Given request ->
Exactly reproduce all the records, keeping pictures out of the copy.

Information given ->
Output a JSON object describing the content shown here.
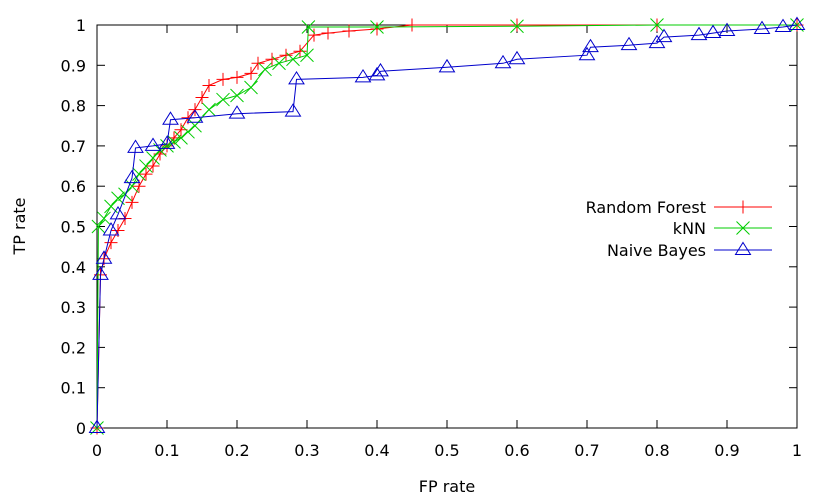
{
  "chart_data": {
    "type": "line",
    "xlabel": "FP rate",
    "ylabel": "TP rate",
    "xlim": [
      0,
      1
    ],
    "ylim": [
      0,
      1
    ],
    "x_ticks": [
      "0",
      "0.1",
      "0.2",
      "0.3",
      "0.4",
      "0.5",
      "0.6",
      "0.7",
      "0.8",
      "0.9",
      "1"
    ],
    "y_ticks": [
      "0",
      "0.1",
      "0.2",
      "0.3",
      "0.4",
      "0.5",
      "0.6",
      "0.7",
      "0.8",
      "0.9",
      "1"
    ],
    "grid": false,
    "legend_position": "right",
    "series": [
      {
        "name": "Random Forest",
        "color": "#ff0000",
        "marker": "plus",
        "points": [
          [
            0,
            0
          ],
          [
            0.005,
            0.38
          ],
          [
            0.01,
            0.42
          ],
          [
            0.02,
            0.46
          ],
          [
            0.03,
            0.49
          ],
          [
            0.04,
            0.52
          ],
          [
            0.05,
            0.56
          ],
          [
            0.06,
            0.6
          ],
          [
            0.07,
            0.63
          ],
          [
            0.08,
            0.65
          ],
          [
            0.09,
            0.68
          ],
          [
            0.1,
            0.7
          ],
          [
            0.11,
            0.72
          ],
          [
            0.12,
            0.74
          ],
          [
            0.13,
            0.77
          ],
          [
            0.14,
            0.79
          ],
          [
            0.15,
            0.82
          ],
          [
            0.16,
            0.85
          ],
          [
            0.18,
            0.865
          ],
          [
            0.2,
            0.87
          ],
          [
            0.22,
            0.88
          ],
          [
            0.23,
            0.905
          ],
          [
            0.25,
            0.915
          ],
          [
            0.27,
            0.925
          ],
          [
            0.29,
            0.935
          ],
          [
            0.31,
            0.975
          ],
          [
            0.33,
            0.98
          ],
          [
            0.36,
            0.985
          ],
          [
            0.4,
            0.99
          ],
          [
            0.45,
            1
          ],
          [
            0.6,
            1
          ],
          [
            0.8,
            1
          ],
          [
            1,
            1
          ]
        ]
      },
      {
        "name": "kNN",
        "color": "#00cc00",
        "marker": "cross",
        "points": [
          [
            0,
            0
          ],
          [
            0.002,
            0.5
          ],
          [
            0.01,
            0.52
          ],
          [
            0.02,
            0.55
          ],
          [
            0.03,
            0.57
          ],
          [
            0.04,
            0.58
          ],
          [
            0.05,
            0.6
          ],
          [
            0.06,
            0.63
          ],
          [
            0.07,
            0.65
          ],
          [
            0.08,
            0.67
          ],
          [
            0.09,
            0.69
          ],
          [
            0.1,
            0.7
          ],
          [
            0.11,
            0.71
          ],
          [
            0.12,
            0.72
          ],
          [
            0.13,
            0.735
          ],
          [
            0.14,
            0.75
          ],
          [
            0.16,
            0.79
          ],
          [
            0.18,
            0.815
          ],
          [
            0.2,
            0.825
          ],
          [
            0.22,
            0.845
          ],
          [
            0.24,
            0.89
          ],
          [
            0.26,
            0.905
          ],
          [
            0.28,
            0.915
          ],
          [
            0.3,
            0.925
          ],
          [
            0.302,
            0.995
          ],
          [
            0.4,
            0.995
          ],
          [
            0.6,
            0.997
          ],
          [
            0.8,
            1
          ],
          [
            1,
            1
          ]
        ]
      },
      {
        "name": "Naive Bayes",
        "color": "#0000cc",
        "marker": "triangle",
        "points": [
          [
            0,
            0
          ],
          [
            0.005,
            0.38
          ],
          [
            0.01,
            0.42
          ],
          [
            0.02,
            0.49
          ],
          [
            0.03,
            0.53
          ],
          [
            0.05,
            0.62
          ],
          [
            0.055,
            0.695
          ],
          [
            0.08,
            0.7
          ],
          [
            0.1,
            0.705
          ],
          [
            0.105,
            0.765
          ],
          [
            0.14,
            0.77
          ],
          [
            0.2,
            0.78
          ],
          [
            0.28,
            0.785
          ],
          [
            0.285,
            0.865
          ],
          [
            0.38,
            0.87
          ],
          [
            0.4,
            0.875
          ],
          [
            0.405,
            0.885
          ],
          [
            0.5,
            0.895
          ],
          [
            0.58,
            0.905
          ],
          [
            0.6,
            0.915
          ],
          [
            0.7,
            0.925
          ],
          [
            0.705,
            0.945
          ],
          [
            0.76,
            0.95
          ],
          [
            0.8,
            0.955
          ],
          [
            0.81,
            0.97
          ],
          [
            0.86,
            0.975
          ],
          [
            0.88,
            0.98
          ],
          [
            0.9,
            0.985
          ],
          [
            0.95,
            0.99
          ],
          [
            0.98,
            0.995
          ],
          [
            1,
            1
          ]
        ]
      }
    ]
  }
}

Response below ->
Output a JSON object describing the content shown here.
{
  "chart_data": {
    "type": "line",
    "xlabel": "FP rate",
    "ylabel": "TP rate",
    "xlim": [
      0,
      1
    ],
    "ylim": [
      0,
      1
    ],
    "x_ticks": [
      "0",
      "0.1",
      "0.2",
      "0.3",
      "0.4",
      "0.5",
      "0.6",
      "0.7",
      "0.8",
      "0.9",
      "1"
    ],
    "y_ticks": [
      "0",
      "0.1",
      "0.2",
      "0.3",
      "0.4",
      "0.5",
      "0.6",
      "0.7",
      "0.8",
      "0.9",
      "1"
    ],
    "grid": false,
    "legend_position": "right",
    "series": [
      {
        "name": "Random Forest",
        "color": "#ff0000",
        "marker": "plus",
        "points": [
          [
            0,
            0
          ],
          [
            0.005,
            0.38
          ],
          [
            0.01,
            0.42
          ],
          [
            0.02,
            0.46
          ],
          [
            0.03,
            0.49
          ],
          [
            0.04,
            0.52
          ],
          [
            0.05,
            0.56
          ],
          [
            0.06,
            0.6
          ],
          [
            0.07,
            0.63
          ],
          [
            0.08,
            0.65
          ],
          [
            0.09,
            0.68
          ],
          [
            0.1,
            0.7
          ],
          [
            0.11,
            0.72
          ],
          [
            0.12,
            0.74
          ],
          [
            0.13,
            0.77
          ],
          [
            0.14,
            0.79
          ],
          [
            0.15,
            0.82
          ],
          [
            0.16,
            0.85
          ],
          [
            0.18,
            0.865
          ],
          [
            0.2,
            0.87
          ],
          [
            0.22,
            0.88
          ],
          [
            0.23,
            0.905
          ],
          [
            0.25,
            0.915
          ],
          [
            0.27,
            0.925
          ],
          [
            0.29,
            0.935
          ],
          [
            0.31,
            0.975
          ],
          [
            0.33,
            0.98
          ],
          [
            0.36,
            0.985
          ],
          [
            0.4,
            0.99
          ],
          [
            0.45,
            1
          ],
          [
            0.6,
            1
          ],
          [
            0.8,
            1
          ],
          [
            1,
            1
          ]
        ]
      },
      {
        "name": "kNN",
        "color": "#00cc00",
        "marker": "cross",
        "points": [
          [
            0,
            0
          ],
          [
            0.002,
            0.5
          ],
          [
            0.01,
            0.52
          ],
          [
            0.02,
            0.55
          ],
          [
            0.03,
            0.57
          ],
          [
            0.04,
            0.58
          ],
          [
            0.05,
            0.6
          ],
          [
            0.06,
            0.63
          ],
          [
            0.07,
            0.65
          ],
          [
            0.08,
            0.67
          ],
          [
            0.09,
            0.69
          ],
          [
            0.1,
            0.7
          ],
          [
            0.11,
            0.71
          ],
          [
            0.12,
            0.72
          ],
          [
            0.13,
            0.735
          ],
          [
            0.14,
            0.75
          ],
          [
            0.16,
            0.79
          ],
          [
            0.18,
            0.815
          ],
          [
            0.2,
            0.825
          ],
          [
            0.22,
            0.845
          ],
          [
            0.24,
            0.89
          ],
          [
            0.26,
            0.905
          ],
          [
            0.28,
            0.915
          ],
          [
            0.3,
            0.925
          ],
          [
            0.302,
            0.995
          ],
          [
            0.4,
            0.995
          ],
          [
            0.6,
            0.997
          ],
          [
            0.8,
            1
          ],
          [
            1,
            1
          ]
        ]
      },
      {
        "name": "Naive Bayes",
        "color": "#0000cc",
        "marker": "triangle",
        "points": [
          [
            0,
            0
          ],
          [
            0.005,
            0.38
          ],
          [
            0.01,
            0.42
          ],
          [
            0.02,
            0.49
          ],
          [
            0.03,
            0.53
          ],
          [
            0.05,
            0.62
          ],
          [
            0.055,
            0.695
          ],
          [
            0.08,
            0.7
          ],
          [
            0.1,
            0.705
          ],
          [
            0.105,
            0.765
          ],
          [
            0.14,
            0.77
          ],
          [
            0.2,
            0.78
          ],
          [
            0.28,
            0.785
          ],
          [
            0.285,
            0.865
          ],
          [
            0.38,
            0.87
          ],
          [
            0.4,
            0.875
          ],
          [
            0.405,
            0.885
          ],
          [
            0.5,
            0.895
          ],
          [
            0.58,
            0.905
          ],
          [
            0.6,
            0.915
          ],
          [
            0.7,
            0.925
          ],
          [
            0.705,
            0.945
          ],
          [
            0.76,
            0.95
          ],
          [
            0.8,
            0.955
          ],
          [
            0.81,
            0.97
          ],
          [
            0.86,
            0.975
          ],
          [
            0.88,
            0.98
          ],
          [
            0.9,
            0.985
          ],
          [
            0.95,
            0.99
          ],
          [
            0.98,
            0.995
          ],
          [
            1,
            1
          ]
        ]
      }
    ]
  }
}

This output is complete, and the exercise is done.